Objective =
Each record below should be repeated precisely as written.

Figure dataset records:

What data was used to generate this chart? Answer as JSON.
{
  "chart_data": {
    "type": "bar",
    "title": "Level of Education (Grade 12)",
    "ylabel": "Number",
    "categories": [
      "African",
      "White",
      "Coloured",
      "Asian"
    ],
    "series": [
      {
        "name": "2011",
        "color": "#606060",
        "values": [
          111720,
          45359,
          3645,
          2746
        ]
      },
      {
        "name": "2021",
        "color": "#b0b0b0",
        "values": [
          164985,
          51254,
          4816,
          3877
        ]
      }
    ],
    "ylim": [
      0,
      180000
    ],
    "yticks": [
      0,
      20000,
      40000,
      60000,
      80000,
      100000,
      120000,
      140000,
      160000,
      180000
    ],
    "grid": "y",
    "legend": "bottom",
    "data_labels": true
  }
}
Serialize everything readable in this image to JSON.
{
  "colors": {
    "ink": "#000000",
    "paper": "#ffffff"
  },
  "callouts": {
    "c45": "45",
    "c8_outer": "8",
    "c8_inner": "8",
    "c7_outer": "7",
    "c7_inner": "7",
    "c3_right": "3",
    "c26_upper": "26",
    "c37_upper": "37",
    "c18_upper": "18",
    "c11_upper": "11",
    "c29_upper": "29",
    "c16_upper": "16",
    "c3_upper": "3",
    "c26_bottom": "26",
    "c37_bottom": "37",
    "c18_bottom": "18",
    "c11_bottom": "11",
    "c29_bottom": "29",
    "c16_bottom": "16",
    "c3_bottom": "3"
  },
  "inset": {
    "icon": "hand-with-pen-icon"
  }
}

Answer to this task =
What data was used to generate this chart? Answer as JSON.
{
  "chart_data": {
    "type": "bar",
    "title": "Level of Education (Grade 12)",
    "ylabel": "Number",
    "categories": [
      "African",
      "White",
      "Coloured",
      "Asian"
    ],
    "series": [
      {
        "name": "2011",
        "color": "#606060",
        "values": [
          111720,
          45359,
          3645,
          2746
        ]
      },
      {
        "name": "2021",
        "color": "#b0b0b0",
        "values": [
          164985,
          51254,
          4816,
          3877
        ]
      }
    ],
    "ylim": [
      0,
      180000
    ],
    "yticks": [
      0,
      20000,
      40000,
      60000,
      80000,
      100000,
      120000,
      140000,
      160000,
      180000
    ],
    "grid": "y",
    "legend": "bottom",
    "data_labels": true
  }
}
Serialize everything readable in this image to JSON.
{
  "colors": {
    "ink": "#000000",
    "paper": "#ffffff"
  },
  "callouts": {
    "c45": "45",
    "c8_outer": "8",
    "c8_inner": "8",
    "c7_outer": "7",
    "c7_inner": "7",
    "c3_right": "3",
    "c26_upper": "26",
    "c37_upper": "37",
    "c18_upper": "18",
    "c11_upper": "11",
    "c29_upper": "29",
    "c16_upper": "16",
    "c3_upper": "3",
    "c26_bottom": "26",
    "c37_bottom": "37",
    "c18_bottom": "18",
    "c11_bottom": "11",
    "c29_bottom": "29",
    "c16_bottom": "16",
    "c3_bottom": "3"
  },
  "inset": {
    "icon": "hand-with-pen-icon"
  }
}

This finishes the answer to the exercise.